Leave the pictures aside and write out exactly every line from the one containing "Parse this screenshot: output" through the last line.

** Begin THE INPUT **

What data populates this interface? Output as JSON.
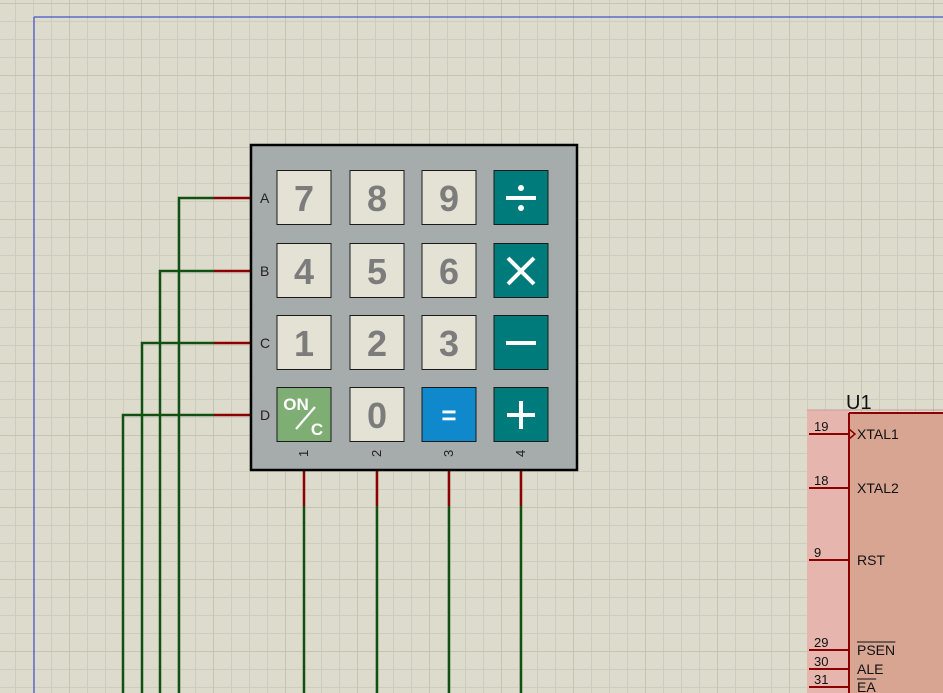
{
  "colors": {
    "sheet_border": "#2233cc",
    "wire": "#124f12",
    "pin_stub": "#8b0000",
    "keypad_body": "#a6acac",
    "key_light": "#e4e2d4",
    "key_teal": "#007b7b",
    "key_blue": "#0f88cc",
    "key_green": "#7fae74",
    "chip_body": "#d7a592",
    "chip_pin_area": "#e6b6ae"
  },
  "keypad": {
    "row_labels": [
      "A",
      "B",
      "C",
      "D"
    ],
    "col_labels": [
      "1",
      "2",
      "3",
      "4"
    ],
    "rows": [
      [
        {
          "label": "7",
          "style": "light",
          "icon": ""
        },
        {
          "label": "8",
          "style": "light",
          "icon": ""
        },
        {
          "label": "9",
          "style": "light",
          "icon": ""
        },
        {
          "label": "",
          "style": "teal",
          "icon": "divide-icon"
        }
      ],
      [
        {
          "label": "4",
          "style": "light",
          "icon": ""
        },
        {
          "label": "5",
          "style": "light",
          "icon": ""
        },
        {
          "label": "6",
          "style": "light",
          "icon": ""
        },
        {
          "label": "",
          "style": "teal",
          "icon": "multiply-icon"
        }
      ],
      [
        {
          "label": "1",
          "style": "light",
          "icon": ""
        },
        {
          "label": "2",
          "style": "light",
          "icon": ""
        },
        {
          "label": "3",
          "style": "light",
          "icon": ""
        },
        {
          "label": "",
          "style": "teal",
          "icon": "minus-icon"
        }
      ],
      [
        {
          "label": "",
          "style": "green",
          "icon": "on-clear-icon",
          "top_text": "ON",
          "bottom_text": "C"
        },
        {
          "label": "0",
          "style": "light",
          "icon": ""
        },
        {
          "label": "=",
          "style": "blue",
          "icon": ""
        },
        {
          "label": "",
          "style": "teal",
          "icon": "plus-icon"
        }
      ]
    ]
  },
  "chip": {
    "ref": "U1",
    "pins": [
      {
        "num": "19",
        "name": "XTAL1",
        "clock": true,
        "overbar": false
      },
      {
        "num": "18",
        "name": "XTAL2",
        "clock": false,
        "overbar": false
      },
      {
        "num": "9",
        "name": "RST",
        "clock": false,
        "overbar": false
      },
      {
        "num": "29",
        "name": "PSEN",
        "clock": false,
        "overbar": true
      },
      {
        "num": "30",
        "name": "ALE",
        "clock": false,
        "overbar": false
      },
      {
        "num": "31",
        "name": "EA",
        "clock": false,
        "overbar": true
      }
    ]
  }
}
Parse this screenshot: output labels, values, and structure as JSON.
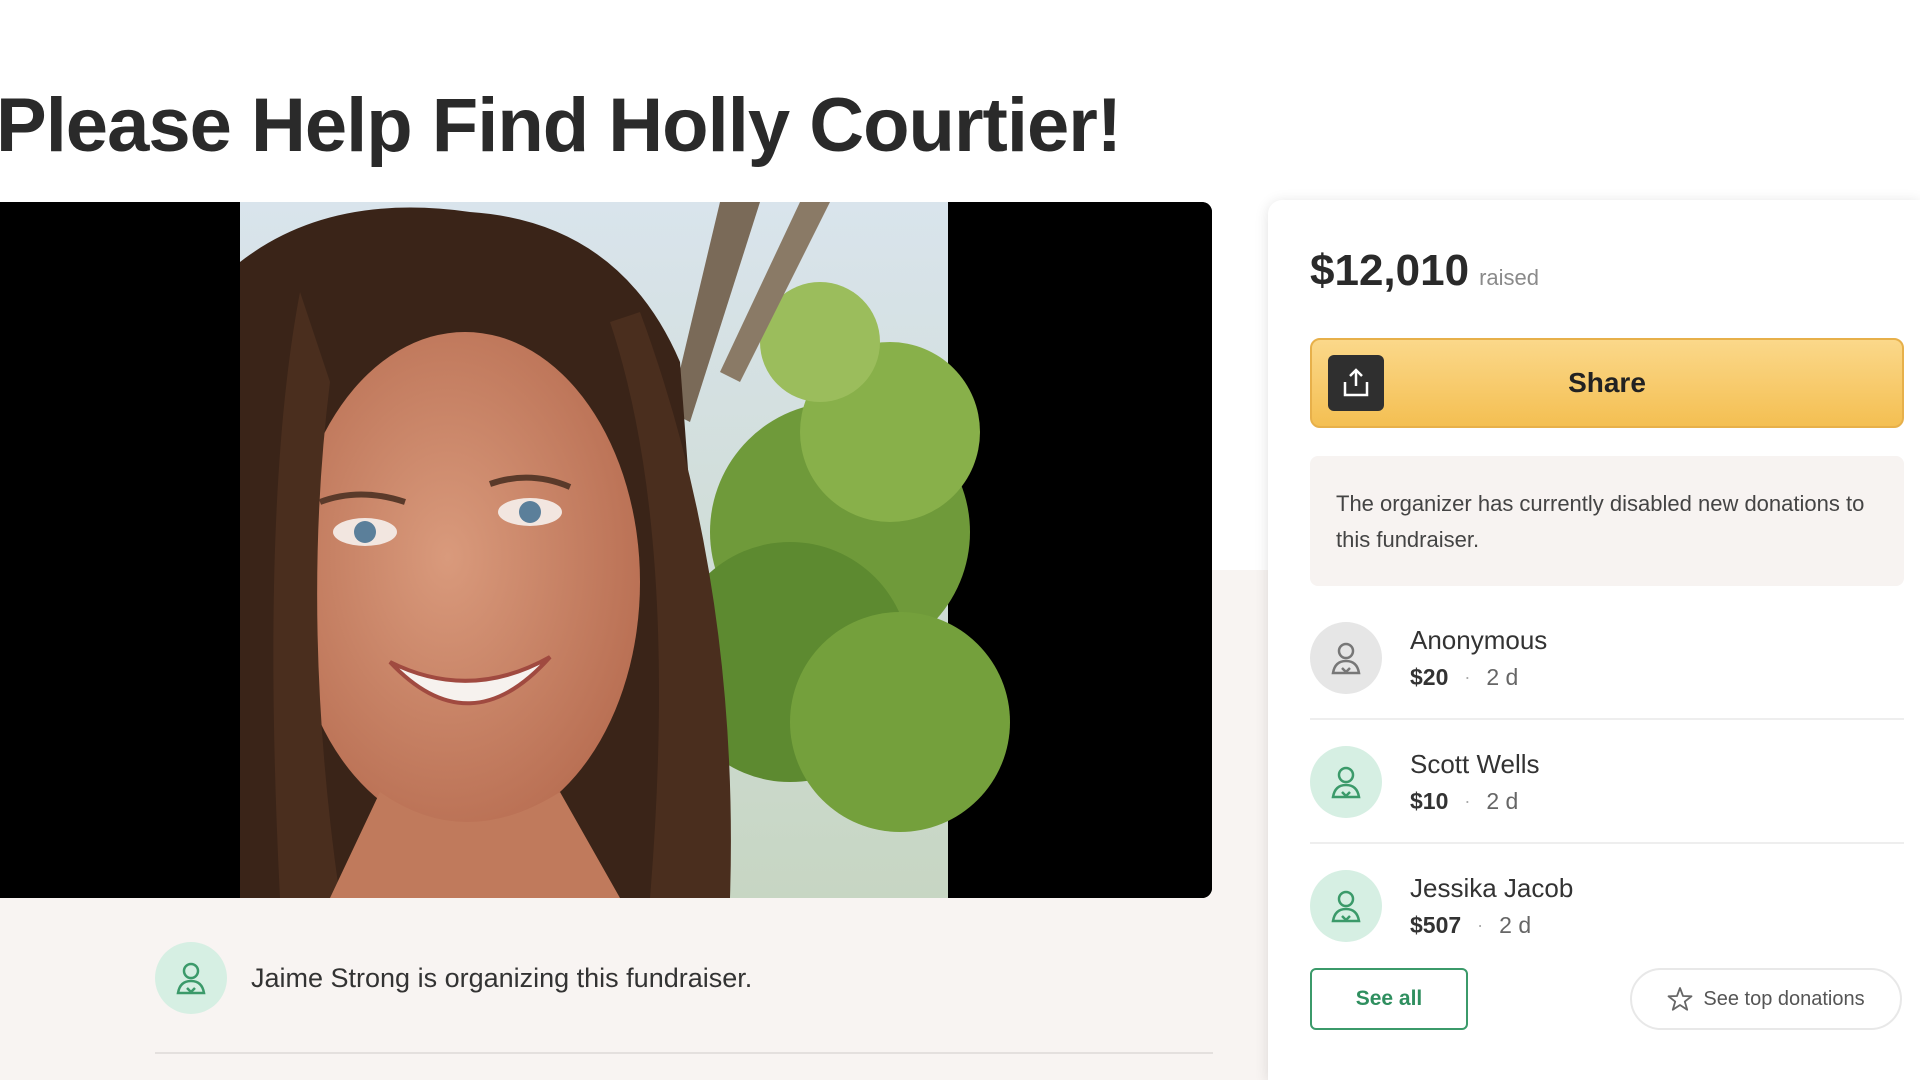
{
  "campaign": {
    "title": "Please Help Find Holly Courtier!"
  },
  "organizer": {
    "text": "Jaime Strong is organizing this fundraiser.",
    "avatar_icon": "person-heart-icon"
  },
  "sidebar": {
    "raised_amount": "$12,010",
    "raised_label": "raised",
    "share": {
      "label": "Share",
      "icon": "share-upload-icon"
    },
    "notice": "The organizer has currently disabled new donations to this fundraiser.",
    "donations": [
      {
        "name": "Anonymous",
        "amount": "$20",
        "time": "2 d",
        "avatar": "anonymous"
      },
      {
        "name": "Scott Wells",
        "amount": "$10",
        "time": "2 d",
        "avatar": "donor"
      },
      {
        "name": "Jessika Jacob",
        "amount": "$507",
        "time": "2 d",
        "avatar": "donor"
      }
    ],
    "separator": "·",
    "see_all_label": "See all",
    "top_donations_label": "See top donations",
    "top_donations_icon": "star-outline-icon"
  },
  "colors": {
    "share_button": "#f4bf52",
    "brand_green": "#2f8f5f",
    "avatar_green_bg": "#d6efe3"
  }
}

** End THE INPUT **

=== RESPONSE ===
Parse this screenshot: output labels, values, and structure as JSON.
{
  "campaign": {
    "title": "Please Help Find Holly Courtier!"
  },
  "organizer": {
    "text": "Jaime Strong is organizing this fundraiser.",
    "avatar_icon": "person-heart-icon"
  },
  "sidebar": {
    "raised_amount": "$12,010",
    "raised_label": "raised",
    "share": {
      "label": "Share",
      "icon": "share-upload-icon"
    },
    "notice": "The organizer has currently disabled new donations to this fundraiser.",
    "donations": [
      {
        "name": "Anonymous",
        "amount": "$20",
        "time": "2 d",
        "avatar": "anonymous"
      },
      {
        "name": "Scott Wells",
        "amount": "$10",
        "time": "2 d",
        "avatar": "donor"
      },
      {
        "name": "Jessika Jacob",
        "amount": "$507",
        "time": "2 d",
        "avatar": "donor"
      }
    ],
    "separator": "·",
    "see_all_label": "See all",
    "top_donations_label": "See top donations",
    "top_donations_icon": "star-outline-icon"
  },
  "colors": {
    "share_button": "#f4bf52",
    "brand_green": "#2f8f5f",
    "avatar_green_bg": "#d6efe3"
  }
}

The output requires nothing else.